==== Provided entries
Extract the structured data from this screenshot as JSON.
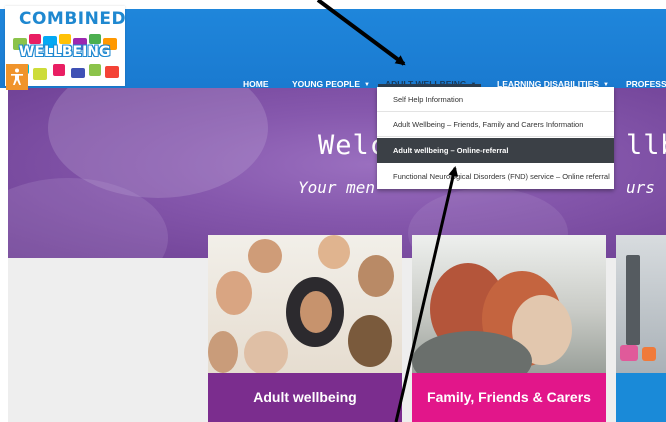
{
  "logo": {
    "line1": "COMBINED",
    "line2": "WELLBEING"
  },
  "nav": {
    "items": [
      {
        "label": "HOME",
        "has_caret": false
      },
      {
        "label": "YOUNG PEOPLE",
        "has_caret": true
      },
      {
        "label": "ADULT WELLBEING",
        "has_caret": true,
        "active": true
      },
      {
        "label": "LEARNING DISABILITIES",
        "has_caret": true
      },
      {
        "label": "PROFESSI",
        "has_caret": false
      }
    ],
    "caret": "▼"
  },
  "dropdown": {
    "items": [
      "Self Help Information",
      "Adult Wellbeing – Friends, Family and Carers Information",
      "Adult wellbeing – Online-referral",
      "Functional Neurological Disorders (FND) service – Online referral"
    ],
    "highlighted_index": 2
  },
  "hero": {
    "title_left": "Welc",
    "title_right": "llbe",
    "subtitle_left": "Your men",
    "subtitle_right": "urs f"
  },
  "cards": [
    {
      "label": "Adult wellbeing",
      "color": "#7b2d8e"
    },
    {
      "label": "Family, Friends & Carers",
      "color": "#e2168a"
    },
    {
      "label": "",
      "color": "#1a8ad8"
    }
  ],
  "colors": {
    "navbar": "#1f86db",
    "hero": "#8658ad",
    "dropdown_highlight": "#3b4046",
    "accessibility": "#f0942b"
  },
  "icons": {
    "accessibility": "accessibility-icon",
    "caret": "caret-down-icon"
  }
}
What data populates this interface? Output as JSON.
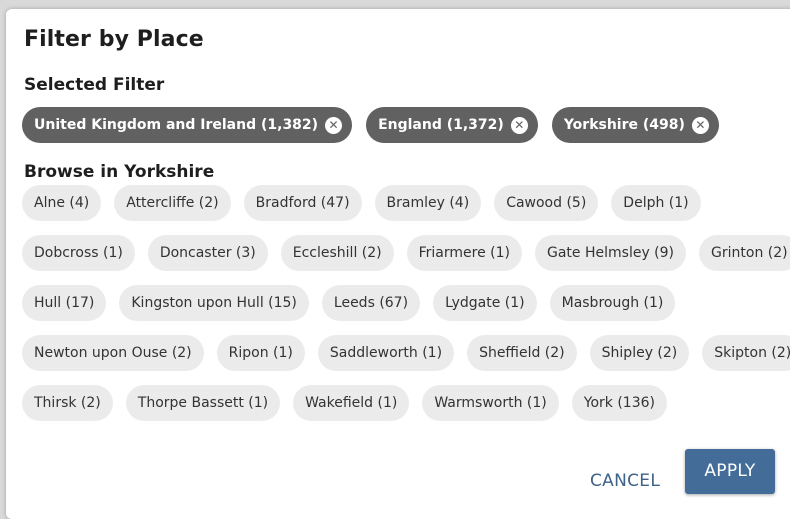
{
  "dialog": {
    "title": "Filter by Place",
    "selected_label": "Selected Filter",
    "browse_label": "Browse in Yorkshire",
    "cancel_label": "CANCEL",
    "apply_label": "APPLY"
  },
  "selected_filters": [
    {
      "label": "United Kingdom and Ireland (1,382)",
      "remove_icon": "close-circle-icon"
    },
    {
      "label": "England (1,372)",
      "remove_icon": "close-circle-icon"
    },
    {
      "label": "Yorkshire (498)",
      "remove_icon": "close-circle-icon"
    }
  ],
  "places": [
    [
      "Alne (4)",
      "Attercliffe (2)",
      "Bradford (47)",
      "Bramley (4)",
      "Cawood (5)",
      "Delph (1)"
    ],
    [
      "Dobcross (1)",
      "Doncaster (3)",
      "Eccleshill (2)",
      "Friarmere (1)",
      "Gate Helmsley (9)",
      "Grinton (2)"
    ],
    [
      "Hull (17)",
      "Kingston upon Hull (15)",
      "Leeds (67)",
      "Lydgate (1)",
      "Masbrough (1)"
    ],
    [
      "Newton upon Ouse (2)",
      "Ripon (1)",
      "Saddleworth (1)",
      "Sheffield (2)",
      "Shipley (2)",
      "Skipton (2)"
    ],
    [
      "Thirsk (2)",
      "Thorpe Bassett (1)",
      "Wakefield (1)",
      "Warmsworth (1)",
      "York (136)"
    ]
  ],
  "colors": {
    "selected_chip_bg": "#616161",
    "chip_bg": "#ebebeb",
    "accent": "#436c98"
  }
}
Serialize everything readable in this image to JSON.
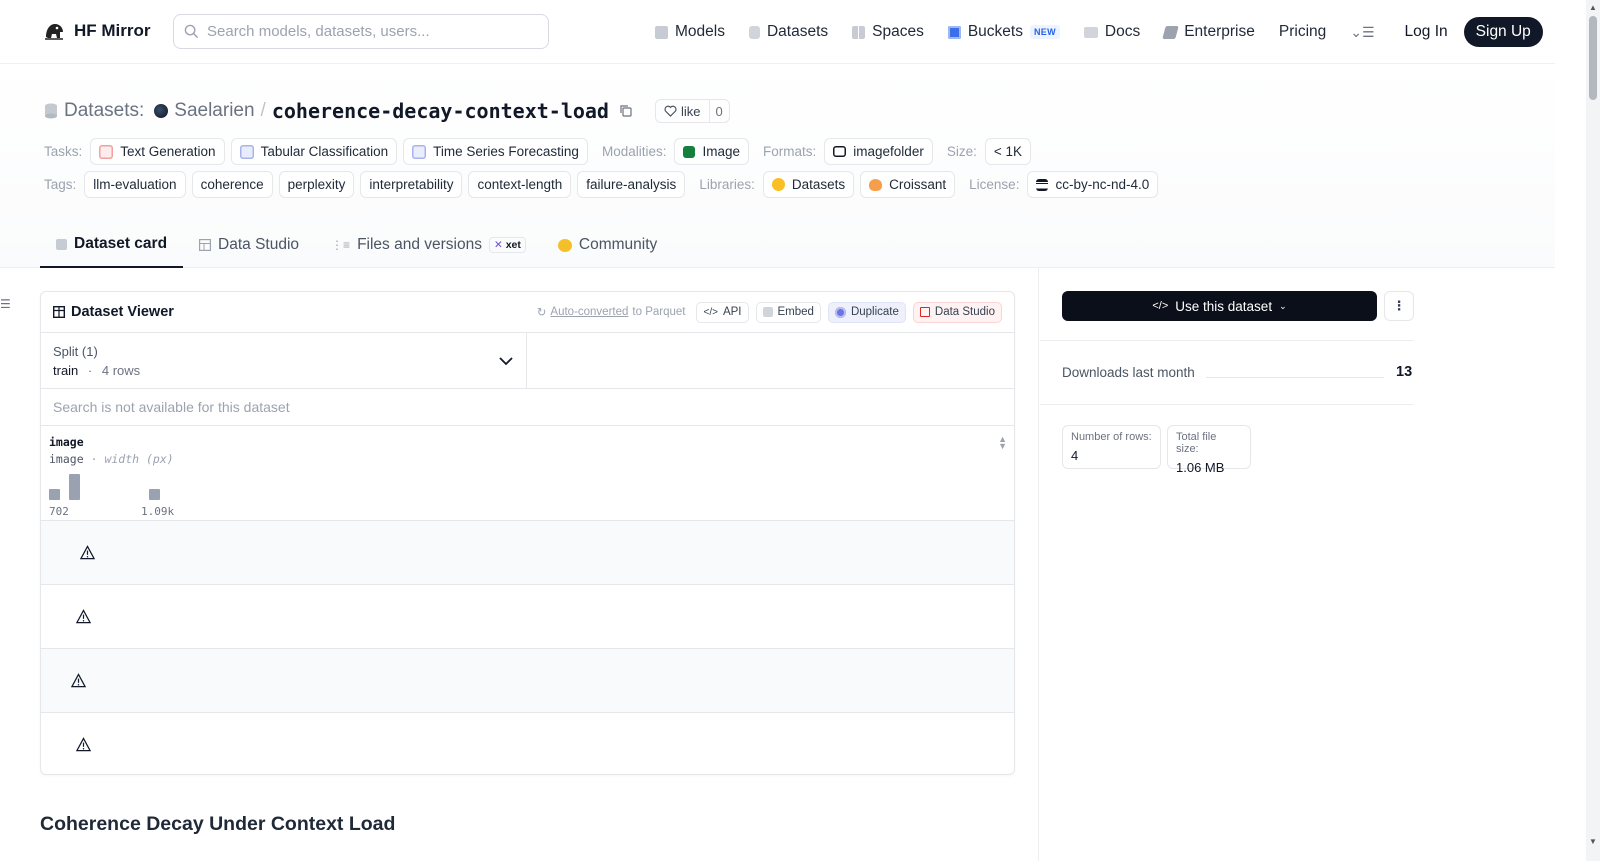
{
  "header": {
    "brand": "HF Mirror",
    "search_placeholder": "Search models, datasets, users...",
    "nav": [
      {
        "label": "Models",
        "icon": "model-cube-icon"
      },
      {
        "label": "Datasets",
        "icon": "database-icon"
      },
      {
        "label": "Spaces",
        "icon": "spaces-grid-icon"
      },
      {
        "label": "Buckets",
        "icon": "bucket-icon",
        "badge": "NEW"
      },
      {
        "label": "Docs",
        "icon": "book-icon"
      },
      {
        "label": "Enterprise",
        "icon": "enterprise-icon"
      },
      {
        "label": "Pricing"
      }
    ],
    "login": "Log In",
    "signup": "Sign Up"
  },
  "repo": {
    "type_label": "Datasets:",
    "owner": "Saelarien",
    "separator": "/",
    "name": "coherence-decay-context-load",
    "like_label": "like",
    "like_count": "0"
  },
  "meta": {
    "tasks_label": "Tasks:",
    "tasks": [
      "Text Generation",
      "Tabular Classification",
      "Time Series Forecasting"
    ],
    "modalities_label": "Modalities:",
    "modalities": [
      "Image"
    ],
    "formats_label": "Formats:",
    "formats": [
      "imagefolder"
    ],
    "size_label": "Size:",
    "size": "< 1K",
    "tags_label": "Tags:",
    "tags": [
      "llm-evaluation",
      "coherence",
      "perplexity",
      "interpretability",
      "context-length",
      "failure-analysis"
    ],
    "libraries_label": "Libraries:",
    "libraries": [
      "Datasets",
      "Croissant"
    ],
    "license_label": "License:",
    "license": "cc-by-nc-nd-4.0"
  },
  "tabs": [
    {
      "label": "Dataset card",
      "active": true
    },
    {
      "label": "Data Studio"
    },
    {
      "label": "Files and versions",
      "badge": "xet"
    },
    {
      "label": "Community"
    }
  ],
  "viewer": {
    "title": "Dataset Viewer",
    "auto_converted_link": "Auto-converted",
    "auto_converted_rest": "to Parquet",
    "api": "API",
    "embed": "Embed",
    "duplicate": "Duplicate",
    "data_studio": "Data Studio",
    "split_label": "Split (1)",
    "split_value": "train",
    "split_sep": "·",
    "split_rows": "4 rows",
    "search_unavailable": "Search is not available for this dataset",
    "column": {
      "name": "image",
      "type": "image",
      "type_sep": "·",
      "type_note": "width (px)",
      "hist_min": "702",
      "hist_max": "1.09k",
      "hist_values": [
        1,
        2,
        0,
        0,
        0,
        1
      ]
    },
    "row_count": 4
  },
  "section_title": "Coherence Decay Under Context Load",
  "sidebar": {
    "use_button": "Use this dataset",
    "downloads_label": "Downloads last month",
    "downloads_value": "13",
    "rows_label": "Number of rows:",
    "rows_value": "4",
    "filesize_label": "Total file size:",
    "filesize_value": "1.06 MB"
  }
}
========
- Given problem -
Every entry must be transcribed exactly. Pictures do not belong in the copy.

- Written answer -
Extract the structured data from this screenshot as JSON.
{
  "logo": {
    "line1": "COMBINED",
    "line2": "WELLBEING"
  },
  "nav": {
    "items": [
      {
        "label": "HOME",
        "has_caret": false
      },
      {
        "label": "YOUNG PEOPLE",
        "has_caret": true
      },
      {
        "label": "ADULT WELLBEING",
        "has_caret": true,
        "active": true
      },
      {
        "label": "LEARNING DISABILITIES",
        "has_caret": true
      },
      {
        "label": "PROFESSI",
        "has_caret": false
      }
    ],
    "caret": "▼"
  },
  "dropdown": {
    "items": [
      "Self Help Information",
      "Adult Wellbeing – Friends, Family and Carers Information",
      "Adult wellbeing – Online-referral",
      "Functional Neurological Disorders (FND) service – Online referral"
    ],
    "highlighted_index": 2
  },
  "hero": {
    "title_left": "Welc",
    "title_right": "llbe",
    "subtitle_left": "Your men",
    "subtitle_right": "urs f"
  },
  "cards": [
    {
      "label": "Adult wellbeing",
      "color": "#7b2d8e"
    },
    {
      "label": "Family, Friends & Carers",
      "color": "#e2168a"
    },
    {
      "label": "",
      "color": "#1a8ad8"
    }
  ],
  "colors": {
    "navbar": "#1f86db",
    "hero": "#8658ad",
    "dropdown_highlight": "#3b4046",
    "accessibility": "#f0942b"
  },
  "icons": {
    "accessibility": "accessibility-icon",
    "caret": "caret-down-icon"
  }
}
What data populates this interface? Output as JSON.
{
  "dialog": {
    "title": "Filter by Place",
    "selected_label": "Selected Filter",
    "browse_label": "Browse in Yorkshire",
    "cancel_label": "CANCEL",
    "apply_label": "APPLY"
  },
  "selected_filters": [
    {
      "label": "United Kingdom and Ireland (1,382)",
      "remove_icon": "close-circle-icon"
    },
    {
      "label": "England (1,372)",
      "remove_icon": "close-circle-icon"
    },
    {
      "label": "Yorkshire (498)",
      "remove_icon": "close-circle-icon"
    }
  ],
  "places": [
    [
      "Alne (4)",
      "Attercliffe (2)",
      "Bradford (47)",
      "Bramley (4)",
      "Cawood (5)",
      "Delph (1)"
    ],
    [
      "Dobcross (1)",
      "Doncaster (3)",
      "Eccleshill (2)",
      "Friarmere (1)",
      "Gate Helmsley (9)",
      "Grinton (2)"
    ],
    [
      "Hull (17)",
      "Kingston upon Hull (15)",
      "Leeds (67)",
      "Lydgate (1)",
      "Masbrough (1)"
    ],
    [
      "Newton upon Ouse (2)",
      "Ripon (1)",
      "Saddleworth (1)",
      "Sheffield (2)",
      "Shipley (2)",
      "Skipton (2)"
    ],
    [
      "Thirsk (2)",
      "Thorpe Bassett (1)",
      "Wakefield (1)",
      "Warmsworth (1)",
      "York (136)"
    ]
  ],
  "colors": {
    "selected_chip_bg": "#616161",
    "chip_bg": "#ebebeb",
    "accent": "#436c98"
  }
}
Serialize everything readable in this image to JSON.
{
  "header": {
    "brand": "HF Mirror",
    "search_placeholder": "Search models, datasets, users...",
    "nav": [
      {
        "label": "Models",
        "icon": "model-cube-icon"
      },
      {
        "label": "Datasets",
        "icon": "database-icon"
      },
      {
        "label": "Spaces",
        "icon": "spaces-grid-icon"
      },
      {
        "label": "Buckets",
        "icon": "bucket-icon",
        "badge": "NEW"
      },
      {
        "label": "Docs",
        "icon": "book-icon"
      },
      {
        "label": "Enterprise",
        "icon": "enterprise-icon"
      },
      {
        "label": "Pricing"
      }
    ],
    "login": "Log In",
    "signup": "Sign Up"
  },
  "repo": {
    "type_label": "Datasets:",
    "owner": "Saelarien",
    "separator": "/",
    "name": "coherence-decay-context-load",
    "like_label": "like",
    "like_count": "0"
  },
  "meta": {
    "tasks_label": "Tasks:",
    "tasks": [
      "Text Generation",
      "Tabular Classification",
      "Time Series Forecasting"
    ],
    "modalities_label": "Modalities:",
    "modalities": [
      "Image"
    ],
    "formats_label": "Formats:",
    "formats": [
      "imagefolder"
    ],
    "size_label": "Size:",
    "size": "< 1K",
    "tags_label": "Tags:",
    "tags": [
      "llm-evaluation",
      "coherence",
      "perplexity",
      "interpretability",
      "context-length",
      "failure-analysis"
    ],
    "libraries_label": "Libraries:",
    "libraries": [
      "Datasets",
      "Croissant"
    ],
    "license_label": "License:",
    "license": "cc-by-nc-nd-4.0"
  },
  "tabs": [
    {
      "label": "Dataset card",
      "active": true
    },
    {
      "label": "Data Studio"
    },
    {
      "label": "Files and versions",
      "badge": "xet"
    },
    {
      "label": "Community"
    }
  ],
  "viewer": {
    "title": "Dataset Viewer",
    "auto_converted_link": "Auto-converted",
    "auto_converted_rest": "to Parquet",
    "api": "API",
    "embed": "Embed",
    "duplicate": "Duplicate",
    "data_studio": "Data Studio",
    "split_label": "Split (1)",
    "split_value": "train",
    "split_sep": "·",
    "split_rows": "4 rows",
    "search_unavailable": "Search is not available for this dataset",
    "column": {
      "name": "image",
      "type": "image",
      "type_sep": "·",
      "type_note": "width (px)",
      "hist_min": "702",
      "hist_max": "1.09k",
      "hist_values": [
        1,
        2,
        0,
        0,
        0,
        1
      ]
    },
    "row_count": 4
  },
  "section_title": "Coherence Decay Under Context Load",
  "sidebar": {
    "use_button": "Use this dataset",
    "downloads_label": "Downloads last month",
    "downloads_value": "13",
    "rows_label": "Number of rows:",
    "rows_value": "4",
    "filesize_label": "Total file size:",
    "filesize_value": "1.06 MB"
  }
}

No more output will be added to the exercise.